§ EXERCISE
Below is a block of records: output all of them exactly and leave out the pictures.

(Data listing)
-------------------------
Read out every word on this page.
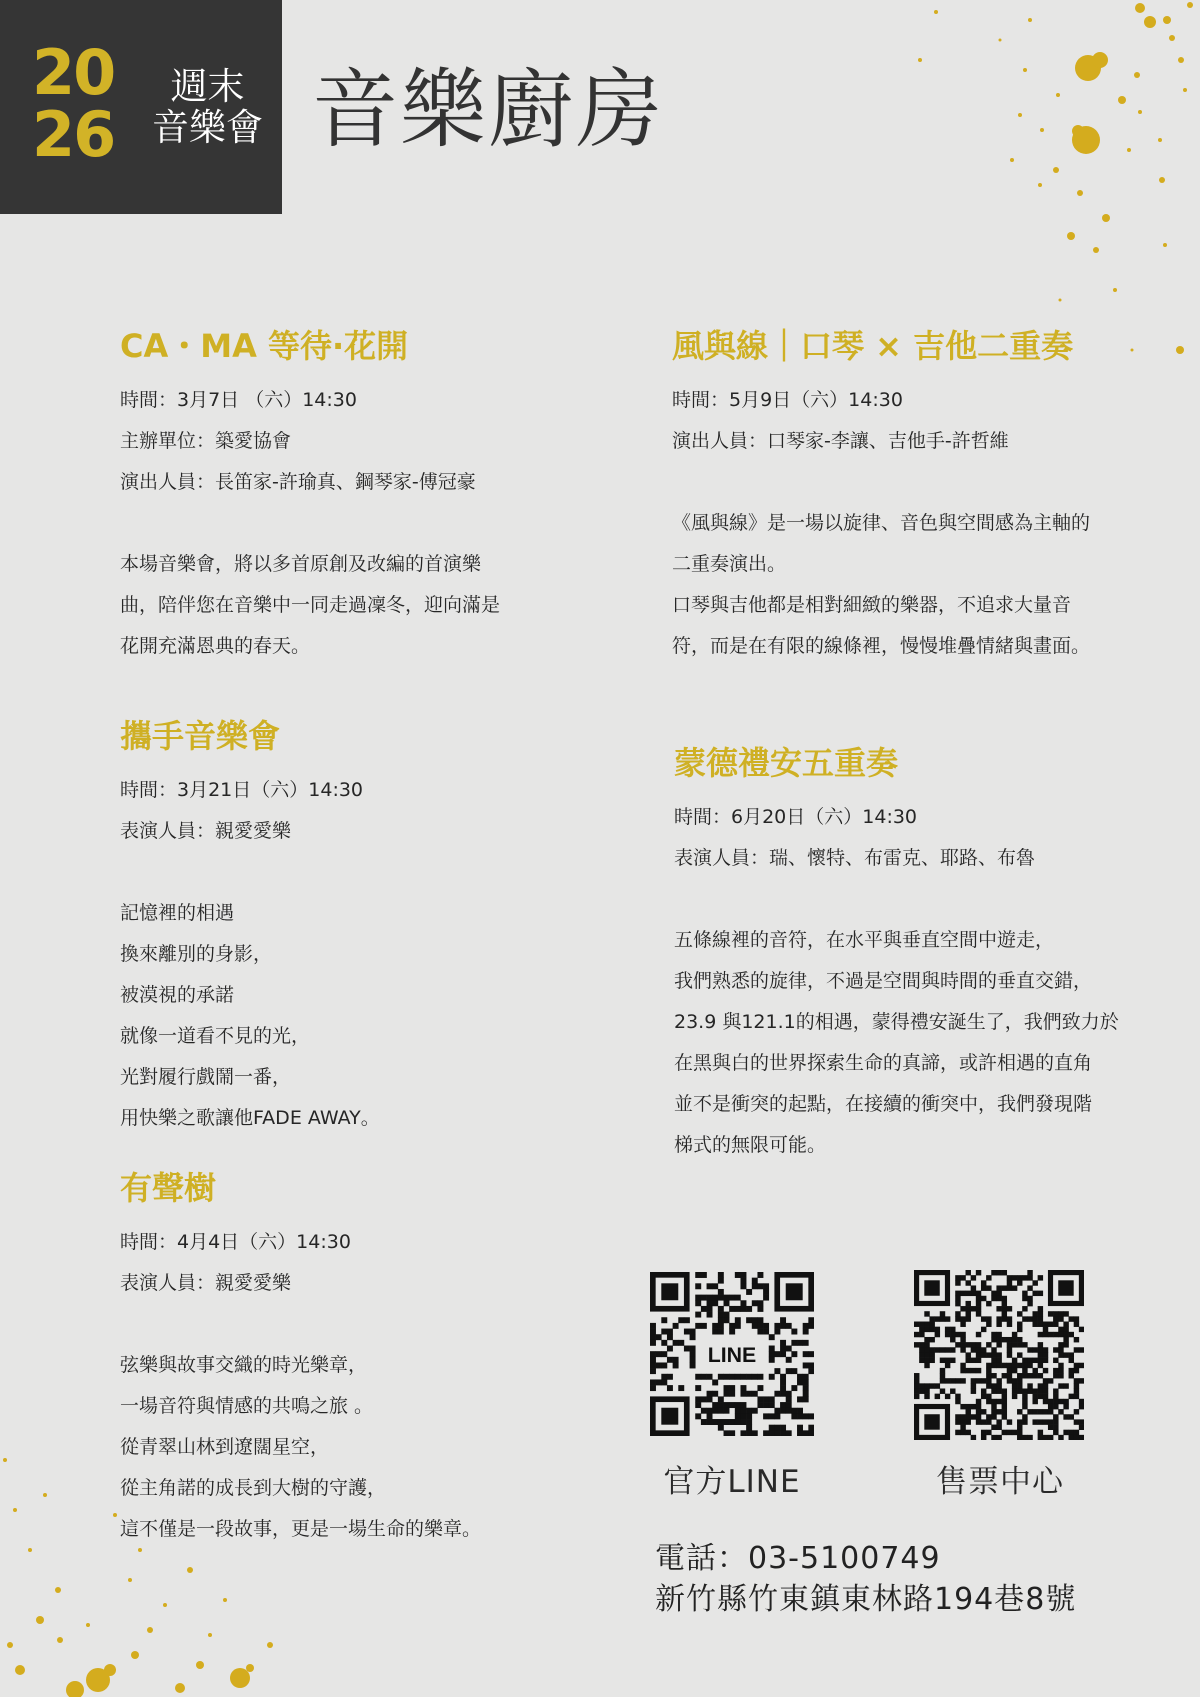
20
26
週末
音樂會 音樂廚房
CA・MA 等待·花開
時間：3月7日 （六）14:30
主辦單位：築愛協會
演出人員：長笛家-許瑜真、鋼琴家-傅冠豪
本場音樂會，將以多首原創及改編的首演樂
曲，陪伴您在音樂中一同走過凜冬，迎向滿是
花開充滿恩典的春天。
攜手音樂會
時間：3月21日（六）14:30
表演人員：親愛愛樂
記憶裡的相遇
換來離別的身影，
被漠視的承諾
就像一道看不見的光，
光對履行戲鬧一番，
用快樂之歌讓他FADE AWAY。
有聲樹
時間：4月4日（六）14:30
表演人員：親愛愛樂
弦樂與故事交織的時光樂章，
一場音符與情感的共鳴之旅 。
從青翠山林到遼闊星空，
從主角諾的成長到大樹的守護，
這不僅是一段故事，更是一場生命的樂章。
風與線｜口琴 × 吉他二重奏
時間：5月9日（六）14:30
演出人員：口琴家-李讓、吉他手-許哲維
《風與線》是一場以旋律、音色與空間感為主軸的
二重奏演出。
口琴與吉他都是相對細緻的樂器，不追求大量音
符，而是在有限的線條裡，慢慢堆疊情緒與畫面。
蒙德禮安五重奏
時間：6月20日（六）14:30
表演人員：瑞、懷特、布雷克、耶路、布魯
五條線裡的音符，在水平與垂直空間中遊走，
我們熟悉的旋律，不過是空間與時間的垂直交錯，
23.9 與121.1的相遇，蒙得禮安誕生了，我們致力於
在黑與白的世界探索生命的真諦，或許相遇的直角
並不是衝突的起點，在接續的衝突中，我們發現階
梯式的無限可能。
LINE
官方LINE	售票中心
電話：03-5100749
新竹縣竹東鎮東林路194巷8號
-------------------------
§ THE SOLUTION
Read out every word on this page.
20
26
週末
音樂會 音樂廚房
CA・MA 等待·花開
時間：3月7日 （六）14:30
主辦單位：築愛協會
演出人員：長笛家-許瑜真、鋼琴家-傅冠豪
本場音樂會，將以多首原創及改編的首演樂
曲，陪伴您在音樂中一同走過凜冬，迎向滿是
花開充滿恩典的春天。
攜手音樂會
時間：3月21日（六）14:30
表演人員：親愛愛樂
記憶裡的相遇
換來離別的身影，
被漠視的承諾
就像一道看不見的光，
光對履行戲鬧一番，
用快樂之歌讓他FADE AWAY。
有聲樹
時間：4月4日（六）14:30
表演人員：親愛愛樂
弦樂與故事交織的時光樂章，
一場音符與情感的共鳴之旅 。
從青翠山林到遼闊星空，
從主角諾的成長到大樹的守護，
這不僅是一段故事，更是一場生命的樂章。
風與線｜口琴 × 吉他二重奏
時間：5月9日（六）14:30
演出人員：口琴家-李讓、吉他手-許哲維
《風與線》是一場以旋律、音色與空間感為主軸的
二重奏演出。
口琴與吉他都是相對細緻的樂器，不追求大量音
符，而是在有限的線條裡，慢慢堆疊情緒與畫面。
蒙德禮安五重奏
時間：6月20日（六）14:30
表演人員：瑞、懷特、布雷克、耶路、布魯
五條線裡的音符，在水平與垂直空間中遊走，
我們熟悉的旋律，不過是空間與時間的垂直交錯，
23.9 與121.1的相遇，蒙得禮安誕生了，我們致力於
在黑與白的世界探索生命的真諦，或許相遇的直角
並不是衝突的起點，在接續的衝突中，我們發現階
梯式的無限可能。
LINE
官方LINE	售票中心
電話：03-5100749
新竹縣竹東鎮東林路194巷8號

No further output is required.